↓↓↓

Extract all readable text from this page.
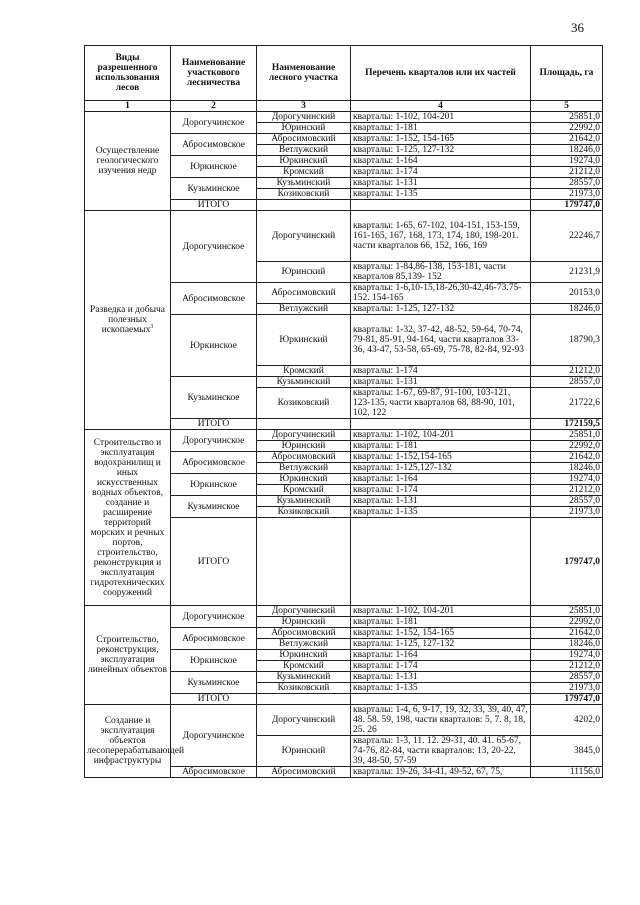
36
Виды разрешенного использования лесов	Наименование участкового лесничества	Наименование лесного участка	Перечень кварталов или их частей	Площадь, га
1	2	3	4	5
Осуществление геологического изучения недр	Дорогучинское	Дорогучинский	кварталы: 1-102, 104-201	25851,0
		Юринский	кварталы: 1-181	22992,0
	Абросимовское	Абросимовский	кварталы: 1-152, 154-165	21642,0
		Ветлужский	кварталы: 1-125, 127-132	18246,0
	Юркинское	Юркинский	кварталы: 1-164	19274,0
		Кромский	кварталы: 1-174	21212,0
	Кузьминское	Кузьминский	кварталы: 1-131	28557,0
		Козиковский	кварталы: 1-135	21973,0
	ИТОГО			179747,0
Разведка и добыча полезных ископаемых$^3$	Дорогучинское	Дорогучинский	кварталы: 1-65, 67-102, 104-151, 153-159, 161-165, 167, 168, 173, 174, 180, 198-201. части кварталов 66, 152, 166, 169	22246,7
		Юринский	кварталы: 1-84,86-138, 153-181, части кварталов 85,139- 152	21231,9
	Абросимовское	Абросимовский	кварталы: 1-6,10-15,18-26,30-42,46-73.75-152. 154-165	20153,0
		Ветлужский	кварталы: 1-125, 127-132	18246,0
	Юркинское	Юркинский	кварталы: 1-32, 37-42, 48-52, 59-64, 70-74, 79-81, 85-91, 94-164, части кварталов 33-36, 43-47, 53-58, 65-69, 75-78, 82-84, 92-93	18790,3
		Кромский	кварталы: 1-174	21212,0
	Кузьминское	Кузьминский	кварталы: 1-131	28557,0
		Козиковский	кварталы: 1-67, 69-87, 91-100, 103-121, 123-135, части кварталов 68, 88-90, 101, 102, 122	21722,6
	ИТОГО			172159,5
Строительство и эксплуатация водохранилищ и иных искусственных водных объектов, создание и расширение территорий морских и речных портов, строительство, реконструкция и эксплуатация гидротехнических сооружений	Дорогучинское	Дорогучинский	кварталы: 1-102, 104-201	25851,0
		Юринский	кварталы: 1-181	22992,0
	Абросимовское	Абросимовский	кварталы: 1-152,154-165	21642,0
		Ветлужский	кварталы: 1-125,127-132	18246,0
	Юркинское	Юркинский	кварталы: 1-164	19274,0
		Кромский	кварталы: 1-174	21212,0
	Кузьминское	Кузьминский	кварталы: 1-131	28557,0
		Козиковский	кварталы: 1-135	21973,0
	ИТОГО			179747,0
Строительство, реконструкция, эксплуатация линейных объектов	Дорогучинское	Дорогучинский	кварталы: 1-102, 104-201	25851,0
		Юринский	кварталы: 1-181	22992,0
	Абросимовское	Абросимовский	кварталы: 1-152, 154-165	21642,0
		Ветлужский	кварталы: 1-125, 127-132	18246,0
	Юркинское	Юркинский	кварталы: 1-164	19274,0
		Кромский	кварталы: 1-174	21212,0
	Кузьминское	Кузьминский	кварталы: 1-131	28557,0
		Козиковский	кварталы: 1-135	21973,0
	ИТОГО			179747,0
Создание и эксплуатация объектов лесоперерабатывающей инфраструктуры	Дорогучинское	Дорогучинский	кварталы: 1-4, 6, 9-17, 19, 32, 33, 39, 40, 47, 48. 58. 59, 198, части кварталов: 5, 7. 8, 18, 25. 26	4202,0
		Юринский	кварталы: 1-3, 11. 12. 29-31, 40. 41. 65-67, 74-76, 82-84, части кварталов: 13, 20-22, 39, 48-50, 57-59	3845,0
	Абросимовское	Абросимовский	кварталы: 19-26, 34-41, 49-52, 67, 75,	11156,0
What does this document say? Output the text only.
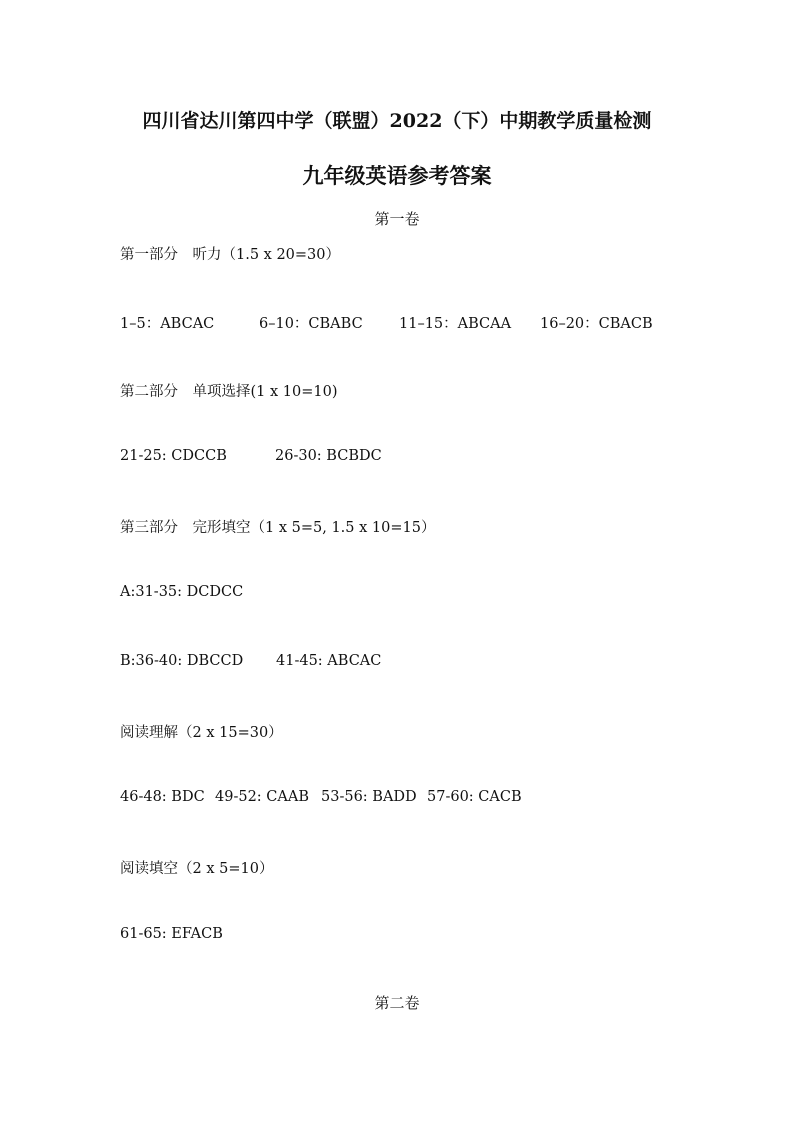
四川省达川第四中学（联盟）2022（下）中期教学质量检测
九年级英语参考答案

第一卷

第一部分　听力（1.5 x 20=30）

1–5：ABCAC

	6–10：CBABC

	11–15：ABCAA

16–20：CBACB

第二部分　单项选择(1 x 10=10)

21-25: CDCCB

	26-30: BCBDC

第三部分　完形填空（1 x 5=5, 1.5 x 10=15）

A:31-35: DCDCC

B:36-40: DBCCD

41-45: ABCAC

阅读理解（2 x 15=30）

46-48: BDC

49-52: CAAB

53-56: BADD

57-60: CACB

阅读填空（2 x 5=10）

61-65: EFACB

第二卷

↑↑↑

## Short exercise:
Transcribe every record above exactly as written, leaving out any pictures.

## Exercise response:
Extract all readable text from this page.
36
Виды разрешенного использования лесов	Наименование участкового лесничества	Наименование лесного участка	Перечень кварталов или их частей	Площадь, га
1	2	3	4	5
Осуществление геологического изучения недр	Дорогучинское	Дорогучинский	кварталы: 1-102, 104-201	25851,0
		Юринский	кварталы: 1-181	22992,0
	Абросимовское	Абросимовский	кварталы: 1-152, 154-165	21642,0
		Ветлужский	кварталы: 1-125, 127-132	18246,0
	Юркинское	Юркинский	кварталы: 1-164	19274,0
		Кромский	кварталы: 1-174	21212,0
	Кузьминское	Кузьминский	кварталы: 1-131	28557,0
		Козиковский	кварталы: 1-135	21973,0
	ИТОГО			179747,0
Разведка и добыча полезных ископаемых$^3$	Дорогучинское	Дорогучинский	кварталы: 1-65, 67-102, 104-151, 153-159, 161-165, 167, 168, 173, 174, 180, 198-201. части кварталов 66, 152, 166, 169	22246,7
		Юринский	кварталы: 1-84,86-138, 153-181, части кварталов 85,139- 152	21231,9
	Абросимовское	Абросимовский	кварталы: 1-6,10-15,18-26,30-42,46-73.75-152. 154-165	20153,0
		Ветлужский	кварталы: 1-125, 127-132	18246,0
	Юркинское	Юркинский	кварталы: 1-32, 37-42, 48-52, 59-64, 70-74, 79-81, 85-91, 94-164, части кварталов 33-36, 43-47, 53-58, 65-69, 75-78, 82-84, 92-93	18790,3
		Кромский	кварталы: 1-174	21212,0
	Кузьминское	Кузьминский	кварталы: 1-131	28557,0
		Козиковский	кварталы: 1-67, 69-87, 91-100, 103-121, 123-135, части кварталов 68, 88-90, 101, 102, 122	21722,6
	ИТОГО			172159,5
Строительство и эксплуатация водохранилищ и иных искусственных водных объектов, создание и расширение территорий морских и речных портов, строительство, реконструкция и эксплуатация гидротехнических сооружений	Дорогучинское	Дорогучинский	кварталы: 1-102, 104-201	25851,0
		Юринский	кварталы: 1-181	22992,0
	Абросимовское	Абросимовский	кварталы: 1-152,154-165	21642,0
		Ветлужский	кварталы: 1-125,127-132	18246,0
	Юркинское	Юркинский	кварталы: 1-164	19274,0
		Кромский	кварталы: 1-174	21212,0
	Кузьминское	Кузьминский	кварталы: 1-131	28557,0
		Козиковский	кварталы: 1-135	21973,0
	ИТОГО			179747,0
Строительство, реконструкция, эксплуатация линейных объектов	Дорогучинское	Дорогучинский	кварталы: 1-102, 104-201	25851,0
		Юринский	кварталы: 1-181	22992,0
	Абросимовское	Абросимовский	кварталы: 1-152, 154-165	21642,0
		Ветлужский	кварталы: 1-125, 127-132	18246,0
	Юркинское	Юркинский	кварталы: 1-164	19274,0
		Кромский	кварталы: 1-174	21212,0
	Кузьминское	Кузьминский	кварталы: 1-131	28557,0
		Козиковский	кварталы: 1-135	21973,0
	ИТОГО			179747,0
Создание и эксплуатация объектов лесоперерабатывающей инфраструктуры	Дорогучинское	Дорогучинский	кварталы: 1-4, 6, 9-17, 19, 32, 33, 39, 40, 47, 48. 58. 59, 198, части кварталов: 5, 7. 8, 18, 25. 26	4202,0
		Юринский	кварталы: 1-3, 11. 12. 29-31, 40. 41. 65-67, 74-76, 82-84, части кварталов: 13, 20-22, 39, 48-50, 57-59	3845,0
	Абросимовское	Абросимовский	кварталы: 19-26, 34-41, 49-52, 67, 75,	11156,0
What does this document say? Output the text only.
四川省达川第四中学（联盟）2022（下）中期教学质量检测
九年级英语参考答案

第一卷

第一部分　听力（1.5 x 20=30）

1–5：ABCAC

	6–10：CBABC

	11–15：ABCAA

16–20：CBACB

第二部分　单项选择(1 x 10=10)

21-25: CDCCB

	26-30: BCBDC

第三部分　完形填空（1 x 5=5, 1.5 x 10=15）

A:31-35: DCDCC

B:36-40: DBCCD

41-45: ABCAC

阅读理解（2 x 15=30）

46-48: BDC

49-52: CAAB

53-56: BADD

57-60: CACB

阅读填空（2 x 5=10）

61-65: EFACB

第二卷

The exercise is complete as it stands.